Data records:
▬▬▬▬▬▬▬▬▬▬
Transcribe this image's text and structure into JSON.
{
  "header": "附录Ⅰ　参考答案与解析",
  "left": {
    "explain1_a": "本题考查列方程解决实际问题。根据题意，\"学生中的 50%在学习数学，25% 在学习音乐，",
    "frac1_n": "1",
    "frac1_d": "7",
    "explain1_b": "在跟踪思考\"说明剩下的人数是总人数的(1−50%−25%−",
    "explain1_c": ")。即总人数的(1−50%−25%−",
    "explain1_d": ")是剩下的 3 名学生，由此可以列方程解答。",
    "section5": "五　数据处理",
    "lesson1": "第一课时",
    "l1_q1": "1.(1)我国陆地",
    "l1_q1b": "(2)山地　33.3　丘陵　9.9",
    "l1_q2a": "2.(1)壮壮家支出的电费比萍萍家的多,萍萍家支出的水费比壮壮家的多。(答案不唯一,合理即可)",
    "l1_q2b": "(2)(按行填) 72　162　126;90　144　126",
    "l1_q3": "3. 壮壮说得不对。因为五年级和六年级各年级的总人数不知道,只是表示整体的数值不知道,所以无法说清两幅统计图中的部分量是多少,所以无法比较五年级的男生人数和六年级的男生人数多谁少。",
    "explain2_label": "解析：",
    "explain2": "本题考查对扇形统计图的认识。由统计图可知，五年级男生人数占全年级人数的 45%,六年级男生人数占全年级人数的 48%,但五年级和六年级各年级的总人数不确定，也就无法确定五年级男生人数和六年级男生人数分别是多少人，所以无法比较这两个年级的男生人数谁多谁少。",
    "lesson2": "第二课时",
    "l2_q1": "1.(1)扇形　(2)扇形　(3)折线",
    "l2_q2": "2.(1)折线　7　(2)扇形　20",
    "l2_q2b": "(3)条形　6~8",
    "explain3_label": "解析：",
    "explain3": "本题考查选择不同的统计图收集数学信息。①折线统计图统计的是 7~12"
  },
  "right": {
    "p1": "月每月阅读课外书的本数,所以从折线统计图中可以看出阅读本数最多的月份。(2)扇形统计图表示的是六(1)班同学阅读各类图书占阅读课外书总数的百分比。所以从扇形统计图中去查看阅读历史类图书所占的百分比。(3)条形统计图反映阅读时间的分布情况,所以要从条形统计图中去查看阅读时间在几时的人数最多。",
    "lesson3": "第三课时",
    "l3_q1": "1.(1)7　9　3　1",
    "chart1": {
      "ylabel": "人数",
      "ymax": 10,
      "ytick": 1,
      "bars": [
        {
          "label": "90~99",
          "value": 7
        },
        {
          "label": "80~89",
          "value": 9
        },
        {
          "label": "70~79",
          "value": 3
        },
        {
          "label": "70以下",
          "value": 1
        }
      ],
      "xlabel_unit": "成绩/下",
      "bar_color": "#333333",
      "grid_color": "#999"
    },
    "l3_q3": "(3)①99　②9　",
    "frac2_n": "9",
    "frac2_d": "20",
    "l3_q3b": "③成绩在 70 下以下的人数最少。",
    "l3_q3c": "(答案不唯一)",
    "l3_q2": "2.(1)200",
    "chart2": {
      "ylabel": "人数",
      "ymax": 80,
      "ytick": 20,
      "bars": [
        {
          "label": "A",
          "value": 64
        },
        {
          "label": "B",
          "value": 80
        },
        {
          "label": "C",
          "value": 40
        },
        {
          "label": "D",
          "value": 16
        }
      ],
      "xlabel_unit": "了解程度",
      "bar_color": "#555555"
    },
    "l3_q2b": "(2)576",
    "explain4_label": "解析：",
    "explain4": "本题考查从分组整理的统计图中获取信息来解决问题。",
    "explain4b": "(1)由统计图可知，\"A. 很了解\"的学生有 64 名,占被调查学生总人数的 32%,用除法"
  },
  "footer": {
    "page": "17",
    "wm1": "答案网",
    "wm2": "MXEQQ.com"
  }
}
▬▬▬▬▬▬▬▬▬▬
Requirements
Quote each line of the listing above exactly.

Solution
Transcribe this image's text and structure into JSON.
{
  "header": "附录Ⅰ　参考答案与解析",
  "left": {
    "explain1_a": "本题考查列方程解决实际问题。根据题意，\"学生中的 50%在学习数学，25% 在学习音乐，",
    "frac1_n": "1",
    "frac1_d": "7",
    "explain1_b": "在跟踪思考\"说明剩下的人数是总人数的(1−50%−25%−",
    "explain1_c": ")。即总人数的(1−50%−25%−",
    "explain1_d": ")是剩下的 3 名学生，由此可以列方程解答。",
    "section5": "五　数据处理",
    "lesson1": "第一课时",
    "l1_q1": "1.(1)我国陆地",
    "l1_q1b": "(2)山地　33.3　丘陵　9.9",
    "l1_q2a": "2.(1)壮壮家支出的电费比萍萍家的多,萍萍家支出的水费比壮壮家的多。(答案不唯一,合理即可)",
    "l1_q2b": "(2)(按行填) 72　162　126;90　144　126",
    "l1_q3": "3. 壮壮说得不对。因为五年级和六年级各年级的总人数不知道,只是表示整体的数值不知道,所以无法说清两幅统计图中的部分量是多少,所以无法比较五年级的男生人数和六年级的男生人数多谁少。",
    "explain2_label": "解析：",
    "explain2": "本题考查对扇形统计图的认识。由统计图可知，五年级男生人数占全年级人数的 45%,六年级男生人数占全年级人数的 48%,但五年级和六年级各年级的总人数不确定，也就无法确定五年级男生人数和六年级男生人数分别是多少人，所以无法比较这两个年级的男生人数谁多谁少。",
    "lesson2": "第二课时",
    "l2_q1": "1.(1)扇形　(2)扇形　(3)折线",
    "l2_q2": "2.(1)折线　7　(2)扇形　20",
    "l2_q2b": "(3)条形　6~8",
    "explain3_label": "解析：",
    "explain3": "本题考查选择不同的统计图收集数学信息。①折线统计图统计的是 7~12"
  },
  "right": {
    "p1": "月每月阅读课外书的本数,所以从折线统计图中可以看出阅读本数最多的月份。(2)扇形统计图表示的是六(1)班同学阅读各类图书占阅读课外书总数的百分比。所以从扇形统计图中去查看阅读历史类图书所占的百分比。(3)条形统计图反映阅读时间的分布情况,所以要从条形统计图中去查看阅读时间在几时的人数最多。",
    "lesson3": "第三课时",
    "l3_q1": "1.(1)7　9　3　1",
    "chart1": {
      "ylabel": "人数",
      "ymax": 10,
      "ytick": 1,
      "bars": [
        {
          "label": "90~99",
          "value": 7
        },
        {
          "label": "80~89",
          "value": 9
        },
        {
          "label": "70~79",
          "value": 3
        },
        {
          "label": "70以下",
          "value": 1
        }
      ],
      "xlabel_unit": "成绩/下",
      "bar_color": "#333333",
      "grid_color": "#999"
    },
    "l3_q3": "(3)①99　②9　",
    "frac2_n": "9",
    "frac2_d": "20",
    "l3_q3b": "③成绩在 70 下以下的人数最少。",
    "l3_q3c": "(答案不唯一)",
    "l3_q2": "2.(1)200",
    "chart2": {
      "ylabel": "人数",
      "ymax": 80,
      "ytick": 20,
      "bars": [
        {
          "label": "A",
          "value": 64
        },
        {
          "label": "B",
          "value": 80
        },
        {
          "label": "C",
          "value": 40
        },
        {
          "label": "D",
          "value": 16
        }
      ],
      "xlabel_unit": "了解程度",
      "bar_color": "#555555"
    },
    "l3_q2b": "(2)576",
    "explain4_label": "解析：",
    "explain4": "本题考查从分组整理的统计图中获取信息来解决问题。",
    "explain4b": "(1)由统计图可知，\"A. 很了解\"的学生有 64 名,占被调查学生总人数的 32%,用除法"
  },
  "footer": {
    "page": "17",
    "wm1": "答案网",
    "wm2": "MXEQQ.com"
  }
}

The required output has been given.